→ WHAT THE TASK REQUIRES: Write out the full listing exactly as given, minus the images.

[START OF GIVEN RECORDS]

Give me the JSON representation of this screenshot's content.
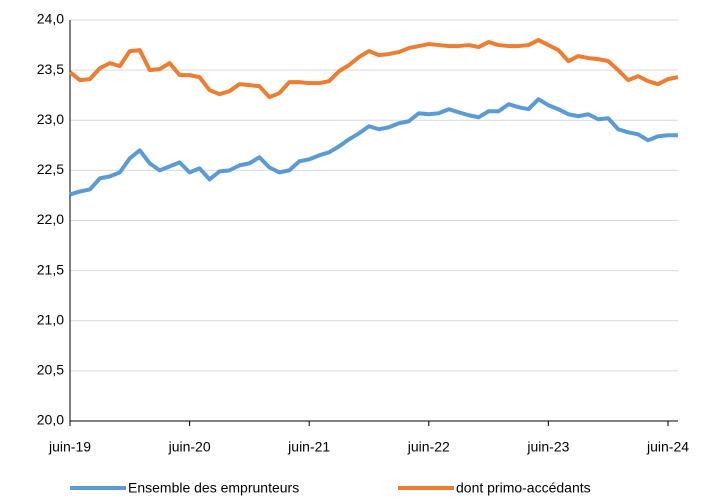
{
  "chart_data": {
    "type": "line",
    "categories": [
      "juin-19",
      null,
      null,
      null,
      null,
      null,
      null,
      null,
      null,
      null,
      null,
      null,
      "juin-20",
      null,
      null,
      null,
      null,
      null,
      null,
      null,
      null,
      null,
      null,
      null,
      "juin-21",
      null,
      null,
      null,
      null,
      null,
      null,
      null,
      null,
      null,
      null,
      null,
      "juin-22",
      null,
      null,
      null,
      null,
      null,
      null,
      null,
      null,
      null,
      null,
      null,
      "juin-23",
      null,
      null,
      null,
      null,
      null,
      null,
      null,
      null,
      null,
      null,
      null,
      "juin-24",
      null
    ],
    "series": [
      {
        "name": "Ensemble des emprunteurs",
        "color": "#5b9bd5",
        "values": [
          22.26,
          22.29,
          22.31,
          22.42,
          22.44,
          22.48,
          22.62,
          22.7,
          22.57,
          22.5,
          22.54,
          22.58,
          22.48,
          22.52,
          22.41,
          22.49,
          22.5,
          22.55,
          22.57,
          22.63,
          22.53,
          22.48,
          22.5,
          22.59,
          22.61,
          22.65,
          22.68,
          22.74,
          22.81,
          22.87,
          22.94,
          22.91,
          22.93,
          22.97,
          22.99,
          23.07,
          23.06,
          23.07,
          23.11,
          23.08,
          23.05,
          23.03,
          23.09,
          23.09,
          23.16,
          23.13,
          23.11,
          23.21,
          23.15,
          23.11,
          23.06,
          23.04,
          23.06,
          23.01,
          23.02,
          22.91,
          22.88,
          22.86,
          22.8,
          22.84,
          22.85,
          22.85
        ]
      },
      {
        "name": "dont primo-accédants",
        "color": "#ed7d31",
        "values": [
          23.48,
          23.4,
          23.41,
          23.52,
          23.57,
          23.54,
          23.69,
          23.7,
          23.5,
          23.51,
          23.57,
          23.45,
          23.45,
          23.43,
          23.3,
          23.26,
          23.29,
          23.36,
          23.35,
          23.34,
          23.23,
          23.27,
          23.38,
          23.38,
          23.37,
          23.37,
          23.39,
          23.49,
          23.55,
          23.63,
          23.69,
          23.65,
          23.66,
          23.68,
          23.72,
          23.74,
          23.76,
          23.75,
          23.74,
          23.74,
          23.75,
          23.73,
          23.78,
          23.75,
          23.74,
          23.74,
          23.75,
          23.8,
          23.75,
          23.7,
          23.59,
          23.64,
          23.62,
          23.61,
          23.59,
          23.5,
          23.4,
          23.44,
          23.39,
          23.36,
          23.41,
          23.43
        ]
      }
    ],
    "ylim": [
      20,
      24
    ],
    "yticks": [
      {
        "value": 20,
        "label": "20,0"
      },
      {
        "value": 20.5,
        "label": "20,5"
      },
      {
        "value": 21,
        "label": "21,0"
      },
      {
        "value": 21.5,
        "label": "21,5"
      },
      {
        "value": 22,
        "label": "22,0"
      },
      {
        "value": 22.5,
        "label": "22,5"
      },
      {
        "value": 23,
        "label": "23,0"
      },
      {
        "value": 23.5,
        "label": "23,5"
      },
      {
        "value": 24,
        "label": "24,0"
      }
    ],
    "grid": true
  }
}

[END OF GIVEN RECORDS]

→ ANSWER TO THE EXERCISE:
Give me the JSON representation of this screenshot's content.
{
  "chart_data": {
    "type": "line",
    "categories": [
      "juin-19",
      null,
      null,
      null,
      null,
      null,
      null,
      null,
      null,
      null,
      null,
      null,
      "juin-20",
      null,
      null,
      null,
      null,
      null,
      null,
      null,
      null,
      null,
      null,
      null,
      "juin-21",
      null,
      null,
      null,
      null,
      null,
      null,
      null,
      null,
      null,
      null,
      null,
      "juin-22",
      null,
      null,
      null,
      null,
      null,
      null,
      null,
      null,
      null,
      null,
      null,
      "juin-23",
      null,
      null,
      null,
      null,
      null,
      null,
      null,
      null,
      null,
      null,
      null,
      "juin-24",
      null
    ],
    "series": [
      {
        "name": "Ensemble des emprunteurs",
        "color": "#5b9bd5",
        "values": [
          22.26,
          22.29,
          22.31,
          22.42,
          22.44,
          22.48,
          22.62,
          22.7,
          22.57,
          22.5,
          22.54,
          22.58,
          22.48,
          22.52,
          22.41,
          22.49,
          22.5,
          22.55,
          22.57,
          22.63,
          22.53,
          22.48,
          22.5,
          22.59,
          22.61,
          22.65,
          22.68,
          22.74,
          22.81,
          22.87,
          22.94,
          22.91,
          22.93,
          22.97,
          22.99,
          23.07,
          23.06,
          23.07,
          23.11,
          23.08,
          23.05,
          23.03,
          23.09,
          23.09,
          23.16,
          23.13,
          23.11,
          23.21,
          23.15,
          23.11,
          23.06,
          23.04,
          23.06,
          23.01,
          23.02,
          22.91,
          22.88,
          22.86,
          22.8,
          22.84,
          22.85,
          22.85
        ]
      },
      {
        "name": "dont primo-accédants",
        "color": "#ed7d31",
        "values": [
          23.48,
          23.4,
          23.41,
          23.52,
          23.57,
          23.54,
          23.69,
          23.7,
          23.5,
          23.51,
          23.57,
          23.45,
          23.45,
          23.43,
          23.3,
          23.26,
          23.29,
          23.36,
          23.35,
          23.34,
          23.23,
          23.27,
          23.38,
          23.38,
          23.37,
          23.37,
          23.39,
          23.49,
          23.55,
          23.63,
          23.69,
          23.65,
          23.66,
          23.68,
          23.72,
          23.74,
          23.76,
          23.75,
          23.74,
          23.74,
          23.75,
          23.73,
          23.78,
          23.75,
          23.74,
          23.74,
          23.75,
          23.8,
          23.75,
          23.7,
          23.59,
          23.64,
          23.62,
          23.61,
          23.59,
          23.5,
          23.4,
          23.44,
          23.39,
          23.36,
          23.41,
          23.43
        ]
      }
    ],
    "ylim": [
      20,
      24
    ],
    "yticks": [
      {
        "value": 20,
        "label": "20,0"
      },
      {
        "value": 20.5,
        "label": "20,5"
      },
      {
        "value": 21,
        "label": "21,0"
      },
      {
        "value": 21.5,
        "label": "21,5"
      },
      {
        "value": 22,
        "label": "22,0"
      },
      {
        "value": 22.5,
        "label": "22,5"
      },
      {
        "value": 23,
        "label": "23,0"
      },
      {
        "value": 23.5,
        "label": "23,5"
      },
      {
        "value": 24,
        "label": "24,0"
      }
    ],
    "grid": true
  }
}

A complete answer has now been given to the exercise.